Task objective:
Search the listing below for the string "from" and show each line that contains it.

Extracted information:
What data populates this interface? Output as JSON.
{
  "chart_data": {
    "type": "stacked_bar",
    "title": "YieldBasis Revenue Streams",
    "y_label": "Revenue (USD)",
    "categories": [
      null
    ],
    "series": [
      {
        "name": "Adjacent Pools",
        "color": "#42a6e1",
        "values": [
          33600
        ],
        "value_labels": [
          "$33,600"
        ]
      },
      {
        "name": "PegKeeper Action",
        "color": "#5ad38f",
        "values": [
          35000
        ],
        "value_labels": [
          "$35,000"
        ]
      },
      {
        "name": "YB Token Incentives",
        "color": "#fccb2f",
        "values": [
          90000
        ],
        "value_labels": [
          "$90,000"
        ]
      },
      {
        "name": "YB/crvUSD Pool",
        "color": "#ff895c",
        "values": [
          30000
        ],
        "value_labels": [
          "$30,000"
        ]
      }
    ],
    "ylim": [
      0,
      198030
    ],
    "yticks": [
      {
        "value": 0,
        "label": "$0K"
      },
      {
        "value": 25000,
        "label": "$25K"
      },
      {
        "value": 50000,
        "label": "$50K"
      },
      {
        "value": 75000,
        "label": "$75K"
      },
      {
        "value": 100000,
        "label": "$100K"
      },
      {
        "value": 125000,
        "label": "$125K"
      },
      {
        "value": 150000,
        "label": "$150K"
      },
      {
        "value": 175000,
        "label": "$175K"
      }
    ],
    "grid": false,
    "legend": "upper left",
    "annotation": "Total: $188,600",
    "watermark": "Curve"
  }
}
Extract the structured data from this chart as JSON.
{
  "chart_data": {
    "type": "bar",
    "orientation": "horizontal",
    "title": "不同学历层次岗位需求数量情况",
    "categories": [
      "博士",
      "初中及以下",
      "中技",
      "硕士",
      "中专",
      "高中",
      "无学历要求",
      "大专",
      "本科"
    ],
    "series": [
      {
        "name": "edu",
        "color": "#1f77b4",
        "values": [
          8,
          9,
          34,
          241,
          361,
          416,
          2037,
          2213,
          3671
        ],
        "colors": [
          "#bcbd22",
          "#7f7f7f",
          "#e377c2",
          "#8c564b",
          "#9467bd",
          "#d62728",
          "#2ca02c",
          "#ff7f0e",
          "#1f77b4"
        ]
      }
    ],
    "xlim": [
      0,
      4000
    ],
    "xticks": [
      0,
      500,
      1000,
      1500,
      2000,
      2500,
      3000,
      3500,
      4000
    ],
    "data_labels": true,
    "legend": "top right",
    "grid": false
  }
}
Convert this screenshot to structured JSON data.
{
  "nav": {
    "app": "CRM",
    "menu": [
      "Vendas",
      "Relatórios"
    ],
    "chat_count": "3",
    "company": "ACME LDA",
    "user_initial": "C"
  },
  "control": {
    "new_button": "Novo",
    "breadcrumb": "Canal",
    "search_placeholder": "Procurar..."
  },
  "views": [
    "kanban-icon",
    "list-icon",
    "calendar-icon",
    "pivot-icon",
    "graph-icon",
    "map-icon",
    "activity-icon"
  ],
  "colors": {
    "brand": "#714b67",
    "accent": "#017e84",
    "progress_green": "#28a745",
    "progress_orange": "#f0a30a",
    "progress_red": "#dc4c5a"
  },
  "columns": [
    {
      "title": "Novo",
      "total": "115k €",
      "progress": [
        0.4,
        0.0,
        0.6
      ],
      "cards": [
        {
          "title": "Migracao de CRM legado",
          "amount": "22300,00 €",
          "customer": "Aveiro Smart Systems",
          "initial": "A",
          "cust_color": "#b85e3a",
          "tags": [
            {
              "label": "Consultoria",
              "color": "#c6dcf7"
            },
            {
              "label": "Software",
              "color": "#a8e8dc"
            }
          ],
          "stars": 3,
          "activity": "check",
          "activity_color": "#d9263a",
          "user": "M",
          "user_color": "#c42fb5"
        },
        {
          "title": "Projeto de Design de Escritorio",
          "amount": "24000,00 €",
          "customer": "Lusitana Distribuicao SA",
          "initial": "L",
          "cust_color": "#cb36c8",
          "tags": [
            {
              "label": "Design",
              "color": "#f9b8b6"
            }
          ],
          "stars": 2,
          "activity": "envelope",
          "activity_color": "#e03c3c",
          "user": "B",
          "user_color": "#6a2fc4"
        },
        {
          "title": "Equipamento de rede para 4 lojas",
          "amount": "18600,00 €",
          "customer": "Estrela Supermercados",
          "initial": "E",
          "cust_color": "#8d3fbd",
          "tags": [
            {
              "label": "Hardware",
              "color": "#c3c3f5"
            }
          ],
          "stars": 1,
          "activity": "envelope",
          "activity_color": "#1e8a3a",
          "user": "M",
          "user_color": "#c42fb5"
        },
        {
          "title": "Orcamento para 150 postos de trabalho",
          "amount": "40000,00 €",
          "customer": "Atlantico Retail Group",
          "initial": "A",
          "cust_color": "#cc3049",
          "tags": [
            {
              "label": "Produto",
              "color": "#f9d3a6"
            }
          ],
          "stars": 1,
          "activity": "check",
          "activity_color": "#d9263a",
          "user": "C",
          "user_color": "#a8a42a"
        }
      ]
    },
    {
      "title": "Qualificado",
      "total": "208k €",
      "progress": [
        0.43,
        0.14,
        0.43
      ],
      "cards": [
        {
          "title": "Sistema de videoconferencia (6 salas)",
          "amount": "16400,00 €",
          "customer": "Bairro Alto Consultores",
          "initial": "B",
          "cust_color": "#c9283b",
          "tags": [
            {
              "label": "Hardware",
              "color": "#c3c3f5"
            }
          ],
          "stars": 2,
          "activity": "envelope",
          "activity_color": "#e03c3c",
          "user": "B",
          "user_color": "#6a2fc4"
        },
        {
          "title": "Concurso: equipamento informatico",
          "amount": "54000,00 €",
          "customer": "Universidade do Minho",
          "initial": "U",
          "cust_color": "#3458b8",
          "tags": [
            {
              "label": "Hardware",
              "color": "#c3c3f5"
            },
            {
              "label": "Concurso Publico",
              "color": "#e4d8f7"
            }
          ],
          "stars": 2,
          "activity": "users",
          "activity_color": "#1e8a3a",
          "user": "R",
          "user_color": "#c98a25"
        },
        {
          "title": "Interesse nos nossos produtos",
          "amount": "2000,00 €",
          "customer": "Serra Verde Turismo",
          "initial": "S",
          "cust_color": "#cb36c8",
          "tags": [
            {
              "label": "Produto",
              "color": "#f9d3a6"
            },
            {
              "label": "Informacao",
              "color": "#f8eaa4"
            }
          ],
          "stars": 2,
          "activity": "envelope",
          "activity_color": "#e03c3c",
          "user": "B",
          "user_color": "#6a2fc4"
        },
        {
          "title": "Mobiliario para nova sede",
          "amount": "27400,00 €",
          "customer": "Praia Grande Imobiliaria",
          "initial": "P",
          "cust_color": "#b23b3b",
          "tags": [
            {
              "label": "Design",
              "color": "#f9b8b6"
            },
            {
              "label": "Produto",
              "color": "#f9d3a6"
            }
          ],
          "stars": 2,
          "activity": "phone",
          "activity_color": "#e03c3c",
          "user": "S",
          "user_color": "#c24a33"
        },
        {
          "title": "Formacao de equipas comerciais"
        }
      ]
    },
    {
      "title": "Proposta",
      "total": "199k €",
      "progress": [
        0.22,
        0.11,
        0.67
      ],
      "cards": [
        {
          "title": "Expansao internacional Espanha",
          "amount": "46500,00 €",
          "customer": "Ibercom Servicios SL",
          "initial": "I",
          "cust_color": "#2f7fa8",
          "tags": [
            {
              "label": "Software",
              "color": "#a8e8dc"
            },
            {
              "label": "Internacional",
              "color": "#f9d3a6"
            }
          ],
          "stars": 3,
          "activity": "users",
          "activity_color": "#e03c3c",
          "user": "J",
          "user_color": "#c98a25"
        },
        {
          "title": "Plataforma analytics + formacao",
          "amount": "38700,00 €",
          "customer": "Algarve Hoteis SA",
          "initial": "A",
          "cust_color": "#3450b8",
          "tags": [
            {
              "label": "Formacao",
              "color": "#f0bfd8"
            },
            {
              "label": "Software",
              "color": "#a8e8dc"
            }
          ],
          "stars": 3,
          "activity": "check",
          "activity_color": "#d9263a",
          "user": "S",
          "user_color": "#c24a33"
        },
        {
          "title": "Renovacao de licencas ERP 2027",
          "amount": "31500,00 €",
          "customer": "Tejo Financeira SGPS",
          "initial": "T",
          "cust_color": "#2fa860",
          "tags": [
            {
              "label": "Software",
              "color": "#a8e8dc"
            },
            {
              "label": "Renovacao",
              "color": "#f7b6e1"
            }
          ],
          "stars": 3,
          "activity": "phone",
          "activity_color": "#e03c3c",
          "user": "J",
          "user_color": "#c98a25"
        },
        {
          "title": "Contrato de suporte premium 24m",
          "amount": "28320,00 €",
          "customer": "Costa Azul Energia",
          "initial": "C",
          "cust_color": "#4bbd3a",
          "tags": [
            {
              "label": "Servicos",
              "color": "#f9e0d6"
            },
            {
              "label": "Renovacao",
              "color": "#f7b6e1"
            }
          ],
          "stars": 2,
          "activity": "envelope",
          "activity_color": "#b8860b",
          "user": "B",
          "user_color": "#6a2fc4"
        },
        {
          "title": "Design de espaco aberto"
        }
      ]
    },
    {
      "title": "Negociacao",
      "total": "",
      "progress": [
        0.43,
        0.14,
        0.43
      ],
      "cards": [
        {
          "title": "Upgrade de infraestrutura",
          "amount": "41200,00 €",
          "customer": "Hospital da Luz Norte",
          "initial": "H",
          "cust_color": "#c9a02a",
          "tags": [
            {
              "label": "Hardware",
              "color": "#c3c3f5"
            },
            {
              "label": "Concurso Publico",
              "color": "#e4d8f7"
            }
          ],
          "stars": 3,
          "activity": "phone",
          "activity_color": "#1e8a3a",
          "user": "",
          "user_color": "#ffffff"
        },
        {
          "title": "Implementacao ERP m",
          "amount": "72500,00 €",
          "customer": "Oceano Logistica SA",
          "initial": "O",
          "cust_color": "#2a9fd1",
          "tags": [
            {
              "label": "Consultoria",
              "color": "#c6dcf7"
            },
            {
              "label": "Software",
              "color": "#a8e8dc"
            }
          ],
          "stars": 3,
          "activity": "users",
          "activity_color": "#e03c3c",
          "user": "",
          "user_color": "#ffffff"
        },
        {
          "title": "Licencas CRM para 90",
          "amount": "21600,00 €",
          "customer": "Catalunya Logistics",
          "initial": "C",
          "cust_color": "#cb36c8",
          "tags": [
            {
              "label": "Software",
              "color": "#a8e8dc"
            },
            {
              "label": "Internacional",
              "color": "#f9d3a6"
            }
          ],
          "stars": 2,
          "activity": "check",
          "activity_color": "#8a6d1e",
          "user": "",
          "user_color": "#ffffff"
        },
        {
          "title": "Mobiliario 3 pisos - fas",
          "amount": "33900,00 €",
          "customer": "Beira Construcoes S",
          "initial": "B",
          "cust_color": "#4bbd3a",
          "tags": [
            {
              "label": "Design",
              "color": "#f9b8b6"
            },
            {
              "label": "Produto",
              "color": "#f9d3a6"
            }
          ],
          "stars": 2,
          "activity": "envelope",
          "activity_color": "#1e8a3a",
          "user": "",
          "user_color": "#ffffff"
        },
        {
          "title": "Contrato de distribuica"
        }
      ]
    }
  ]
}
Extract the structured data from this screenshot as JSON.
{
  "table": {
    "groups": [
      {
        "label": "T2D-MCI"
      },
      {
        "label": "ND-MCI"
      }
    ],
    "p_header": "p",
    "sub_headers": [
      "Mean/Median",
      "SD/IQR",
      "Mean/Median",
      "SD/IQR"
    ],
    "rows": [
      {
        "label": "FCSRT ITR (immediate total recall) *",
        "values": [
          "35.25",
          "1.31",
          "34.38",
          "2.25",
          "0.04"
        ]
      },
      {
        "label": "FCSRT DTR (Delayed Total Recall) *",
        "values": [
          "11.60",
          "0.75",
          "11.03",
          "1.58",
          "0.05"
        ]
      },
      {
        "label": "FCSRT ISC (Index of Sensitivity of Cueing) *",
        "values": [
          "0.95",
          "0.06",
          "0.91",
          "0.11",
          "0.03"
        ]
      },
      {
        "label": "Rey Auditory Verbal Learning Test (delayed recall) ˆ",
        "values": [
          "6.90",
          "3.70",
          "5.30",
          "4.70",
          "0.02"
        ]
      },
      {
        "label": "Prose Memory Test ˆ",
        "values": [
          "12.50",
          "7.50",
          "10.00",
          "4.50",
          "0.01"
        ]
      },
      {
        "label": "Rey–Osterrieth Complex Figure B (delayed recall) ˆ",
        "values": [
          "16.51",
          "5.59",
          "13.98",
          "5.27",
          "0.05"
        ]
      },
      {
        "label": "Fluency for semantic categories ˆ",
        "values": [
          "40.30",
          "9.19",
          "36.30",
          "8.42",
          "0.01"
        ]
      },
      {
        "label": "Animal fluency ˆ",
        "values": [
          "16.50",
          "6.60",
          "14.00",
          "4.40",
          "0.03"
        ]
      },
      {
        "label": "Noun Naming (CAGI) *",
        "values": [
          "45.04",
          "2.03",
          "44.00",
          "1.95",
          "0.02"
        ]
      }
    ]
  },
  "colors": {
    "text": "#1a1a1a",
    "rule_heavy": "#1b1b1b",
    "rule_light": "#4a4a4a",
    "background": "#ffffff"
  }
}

Task solution:
Extract the structured data from this chart as JSON.
Extract the structured data from this screenshot as JSON.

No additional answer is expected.